Set down the material below in full, matching it exactly.

--- Start Given data ---

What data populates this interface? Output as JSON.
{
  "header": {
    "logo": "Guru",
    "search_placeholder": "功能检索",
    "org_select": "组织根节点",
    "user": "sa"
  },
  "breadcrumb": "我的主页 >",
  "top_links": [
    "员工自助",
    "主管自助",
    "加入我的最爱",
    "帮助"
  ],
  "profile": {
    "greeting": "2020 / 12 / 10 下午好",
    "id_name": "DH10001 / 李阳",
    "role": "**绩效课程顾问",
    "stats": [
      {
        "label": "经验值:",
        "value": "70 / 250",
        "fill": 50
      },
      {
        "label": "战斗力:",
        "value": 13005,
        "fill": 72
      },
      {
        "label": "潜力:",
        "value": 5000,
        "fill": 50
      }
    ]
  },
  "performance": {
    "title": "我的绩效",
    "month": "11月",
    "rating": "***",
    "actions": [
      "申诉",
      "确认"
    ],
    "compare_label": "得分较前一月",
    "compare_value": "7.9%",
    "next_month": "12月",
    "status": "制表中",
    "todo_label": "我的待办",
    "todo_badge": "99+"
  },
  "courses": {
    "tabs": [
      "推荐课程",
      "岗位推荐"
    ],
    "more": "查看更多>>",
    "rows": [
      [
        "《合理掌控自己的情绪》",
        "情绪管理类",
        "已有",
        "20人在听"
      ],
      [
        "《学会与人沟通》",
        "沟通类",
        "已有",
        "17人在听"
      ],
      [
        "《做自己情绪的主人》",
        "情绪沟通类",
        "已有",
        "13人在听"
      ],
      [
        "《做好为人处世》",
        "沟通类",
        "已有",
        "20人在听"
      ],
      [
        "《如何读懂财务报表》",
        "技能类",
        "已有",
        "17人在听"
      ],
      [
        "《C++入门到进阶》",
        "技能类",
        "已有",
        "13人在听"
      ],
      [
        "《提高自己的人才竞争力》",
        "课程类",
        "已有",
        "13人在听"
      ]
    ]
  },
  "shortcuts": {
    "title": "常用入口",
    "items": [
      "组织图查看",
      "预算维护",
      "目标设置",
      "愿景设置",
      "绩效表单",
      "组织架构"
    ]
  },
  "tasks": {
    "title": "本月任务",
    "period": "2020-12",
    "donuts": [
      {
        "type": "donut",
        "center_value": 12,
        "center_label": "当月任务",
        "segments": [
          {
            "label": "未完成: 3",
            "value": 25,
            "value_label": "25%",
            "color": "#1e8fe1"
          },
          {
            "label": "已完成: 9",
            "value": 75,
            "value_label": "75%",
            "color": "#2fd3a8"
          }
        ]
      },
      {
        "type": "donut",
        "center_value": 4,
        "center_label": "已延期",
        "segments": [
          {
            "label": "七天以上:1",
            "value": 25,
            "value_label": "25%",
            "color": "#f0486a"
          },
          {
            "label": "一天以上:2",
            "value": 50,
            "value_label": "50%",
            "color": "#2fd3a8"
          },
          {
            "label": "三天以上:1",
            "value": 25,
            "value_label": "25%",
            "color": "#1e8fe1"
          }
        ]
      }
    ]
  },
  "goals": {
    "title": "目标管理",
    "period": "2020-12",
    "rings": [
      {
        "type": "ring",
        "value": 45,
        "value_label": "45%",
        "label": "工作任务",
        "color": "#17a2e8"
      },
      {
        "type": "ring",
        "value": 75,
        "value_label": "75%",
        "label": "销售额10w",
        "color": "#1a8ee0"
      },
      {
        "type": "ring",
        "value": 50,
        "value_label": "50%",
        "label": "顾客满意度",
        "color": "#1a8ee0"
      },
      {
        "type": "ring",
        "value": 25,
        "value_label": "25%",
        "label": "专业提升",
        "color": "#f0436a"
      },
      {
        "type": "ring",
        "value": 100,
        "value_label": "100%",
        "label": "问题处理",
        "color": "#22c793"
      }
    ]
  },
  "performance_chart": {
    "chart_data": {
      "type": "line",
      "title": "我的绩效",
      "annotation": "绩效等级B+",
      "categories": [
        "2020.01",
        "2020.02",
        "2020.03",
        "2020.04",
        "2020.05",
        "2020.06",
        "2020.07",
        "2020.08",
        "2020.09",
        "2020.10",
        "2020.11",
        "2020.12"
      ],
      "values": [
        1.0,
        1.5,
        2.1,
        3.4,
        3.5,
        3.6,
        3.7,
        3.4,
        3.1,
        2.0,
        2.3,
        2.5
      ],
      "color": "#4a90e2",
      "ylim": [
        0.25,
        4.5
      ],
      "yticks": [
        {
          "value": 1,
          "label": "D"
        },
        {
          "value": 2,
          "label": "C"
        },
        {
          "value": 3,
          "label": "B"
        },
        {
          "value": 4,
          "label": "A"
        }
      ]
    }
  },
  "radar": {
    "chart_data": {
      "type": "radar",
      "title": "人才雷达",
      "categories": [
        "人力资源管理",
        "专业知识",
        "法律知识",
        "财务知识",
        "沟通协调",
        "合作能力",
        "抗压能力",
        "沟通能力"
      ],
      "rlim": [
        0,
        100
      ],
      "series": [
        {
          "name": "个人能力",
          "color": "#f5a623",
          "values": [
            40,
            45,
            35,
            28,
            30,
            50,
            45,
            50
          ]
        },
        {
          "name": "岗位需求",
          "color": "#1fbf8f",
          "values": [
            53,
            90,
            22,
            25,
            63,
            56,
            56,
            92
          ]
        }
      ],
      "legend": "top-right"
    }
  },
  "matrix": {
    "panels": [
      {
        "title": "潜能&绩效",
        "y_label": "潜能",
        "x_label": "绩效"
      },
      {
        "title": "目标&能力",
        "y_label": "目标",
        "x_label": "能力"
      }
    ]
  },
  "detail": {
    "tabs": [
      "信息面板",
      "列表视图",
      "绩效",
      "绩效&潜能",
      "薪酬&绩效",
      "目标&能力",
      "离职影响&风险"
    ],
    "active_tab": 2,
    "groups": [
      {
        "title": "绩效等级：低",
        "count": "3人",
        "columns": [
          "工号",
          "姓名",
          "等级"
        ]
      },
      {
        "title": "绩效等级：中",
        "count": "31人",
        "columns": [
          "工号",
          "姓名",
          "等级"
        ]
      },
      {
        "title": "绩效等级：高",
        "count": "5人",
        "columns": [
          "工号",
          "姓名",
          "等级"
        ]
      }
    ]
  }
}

--- End Given data ---

*Answer for this exercise:*
What data populates this interface? Output as JSON.
{
  "header": {
    "logo": "Guru",
    "search_placeholder": "功能检索",
    "org_select": "组织根节点",
    "user": "sa"
  },
  "breadcrumb": "我的主页 >",
  "top_links": [
    "员工自助",
    "主管自助",
    "加入我的最爱",
    "帮助"
  ],
  "profile": {
    "greeting": "2020 / 12 / 10 下午好",
    "id_name": "DH10001 / 李阳",
    "role": "**绩效课程顾问",
    "stats": [
      {
        "label": "经验值:",
        "value": "70 / 250",
        "fill": 50
      },
      {
        "label": "战斗力:",
        "value": 13005,
        "fill": 72
      },
      {
        "label": "潜力:",
        "value": 5000,
        "fill": 50
      }
    ]
  },
  "performance": {
    "title": "我的绩效",
    "month": "11月",
    "rating": "***",
    "actions": [
      "申诉",
      "确认"
    ],
    "compare_label": "得分较前一月",
    "compare_value": "7.9%",
    "next_month": "12月",
    "status": "制表中",
    "todo_label": "我的待办",
    "todo_badge": "99+"
  },
  "courses": {
    "tabs": [
      "推荐课程",
      "岗位推荐"
    ],
    "more": "查看更多>>",
    "rows": [
      [
        "《合理掌控自己的情绪》",
        "情绪管理类",
        "已有",
        "20人在听"
      ],
      [
        "《学会与人沟通》",
        "沟通类",
        "已有",
        "17人在听"
      ],
      [
        "《做自己情绪的主人》",
        "情绪沟通类",
        "已有",
        "13人在听"
      ],
      [
        "《做好为人处世》",
        "沟通类",
        "已有",
        "20人在听"
      ],
      [
        "《如何读懂财务报表》",
        "技能类",
        "已有",
        "17人在听"
      ],
      [
        "《C++入门到进阶》",
        "技能类",
        "已有",
        "13人在听"
      ],
      [
        "《提高自己的人才竞争力》",
        "课程类",
        "已有",
        "13人在听"
      ]
    ]
  },
  "shortcuts": {
    "title": "常用入口",
    "items": [
      "组织图查看",
      "预算维护",
      "目标设置",
      "愿景设置",
      "绩效表单",
      "组织架构"
    ]
  },
  "tasks": {
    "title": "本月任务",
    "period": "2020-12",
    "donuts": [
      {
        "type": "donut",
        "center_value": 12,
        "center_label": "当月任务",
        "segments": [
          {
            "label": "未完成: 3",
            "value": 25,
            "value_label": "25%",
            "color": "#1e8fe1"
          },
          {
            "label": "已完成: 9",
            "value": 75,
            "value_label": "75%",
            "color": "#2fd3a8"
          }
        ]
      },
      {
        "type": "donut",
        "center_value": 4,
        "center_label": "已延期",
        "segments": [
          {
            "label": "七天以上:1",
            "value": 25,
            "value_label": "25%",
            "color": "#f0486a"
          },
          {
            "label": "一天以上:2",
            "value": 50,
            "value_label": "50%",
            "color": "#2fd3a8"
          },
          {
            "label": "三天以上:1",
            "value": 25,
            "value_label": "25%",
            "color": "#1e8fe1"
          }
        ]
      }
    ]
  },
  "goals": {
    "title": "目标管理",
    "period": "2020-12",
    "rings": [
      {
        "type": "ring",
        "value": 45,
        "value_label": "45%",
        "label": "工作任务",
        "color": "#17a2e8"
      },
      {
        "type": "ring",
        "value": 75,
        "value_label": "75%",
        "label": "销售额10w",
        "color": "#1a8ee0"
      },
      {
        "type": "ring",
        "value": 50,
        "value_label": "50%",
        "label": "顾客满意度",
        "color": "#1a8ee0"
      },
      {
        "type": "ring",
        "value": 25,
        "value_label": "25%",
        "label": "专业提升",
        "color": "#f0436a"
      },
      {
        "type": "ring",
        "value": 100,
        "value_label": "100%",
        "label": "问题处理",
        "color": "#22c793"
      }
    ]
  },
  "performance_chart": {
    "chart_data": {
      "type": "line",
      "title": "我的绩效",
      "annotation": "绩效等级B+",
      "categories": [
        "2020.01",
        "2020.02",
        "2020.03",
        "2020.04",
        "2020.05",
        "2020.06",
        "2020.07",
        "2020.08",
        "2020.09",
        "2020.10",
        "2020.11",
        "2020.12"
      ],
      "values": [
        1.0,
        1.5,
        2.1,
        3.4,
        3.5,
        3.6,
        3.7,
        3.4,
        3.1,
        2.0,
        2.3,
        2.5
      ],
      "color": "#4a90e2",
      "ylim": [
        0.25,
        4.5
      ],
      "yticks": [
        {
          "value": 1,
          "label": "D"
        },
        {
          "value": 2,
          "label": "C"
        },
        {
          "value": 3,
          "label": "B"
        },
        {
          "value": 4,
          "label": "A"
        }
      ]
    }
  },
  "radar": {
    "chart_data": {
      "type": "radar",
      "title": "人才雷达",
      "categories": [
        "人力资源管理",
        "专业知识",
        "法律知识",
        "财务知识",
        "沟通协调",
        "合作能力",
        "抗压能力",
        "沟通能力"
      ],
      "rlim": [
        0,
        100
      ],
      "series": [
        {
          "name": "个人能力",
          "color": "#f5a623",
          "values": [
            40,
            45,
            35,
            28,
            30,
            50,
            45,
            50
          ]
        },
        {
          "name": "岗位需求",
          "color": "#1fbf8f",
          "values": [
            53,
            90,
            22,
            25,
            63,
            56,
            56,
            92
          ]
        }
      ],
      "legend": "top-right"
    }
  },
  "matrix": {
    "panels": [
      {
        "title": "潜能&绩效",
        "y_label": "潜能",
        "x_label": "绩效"
      },
      {
        "title": "目标&能力",
        "y_label": "目标",
        "x_label": "能力"
      }
    ]
  },
  "detail": {
    "tabs": [
      "信息面板",
      "列表视图",
      "绩效",
      "绩效&潜能",
      "薪酬&绩效",
      "目标&能力",
      "离职影响&风险"
    ],
    "active_tab": 2,
    "groups": [
      {
        "title": "绩效等级：低",
        "count": "3人",
        "columns": [
          "工号",
          "姓名",
          "等级"
        ]
      },
      {
        "title": "绩效等级：中",
        "count": "31人",
        "columns": [
          "工号",
          "姓名",
          "等级"
        ]
      },
      {
        "title": "绩效等级：高",
        "count": "5人",
        "columns": [
          "工号",
          "姓名",
          "等级"
        ]
      }
    ]
  }
}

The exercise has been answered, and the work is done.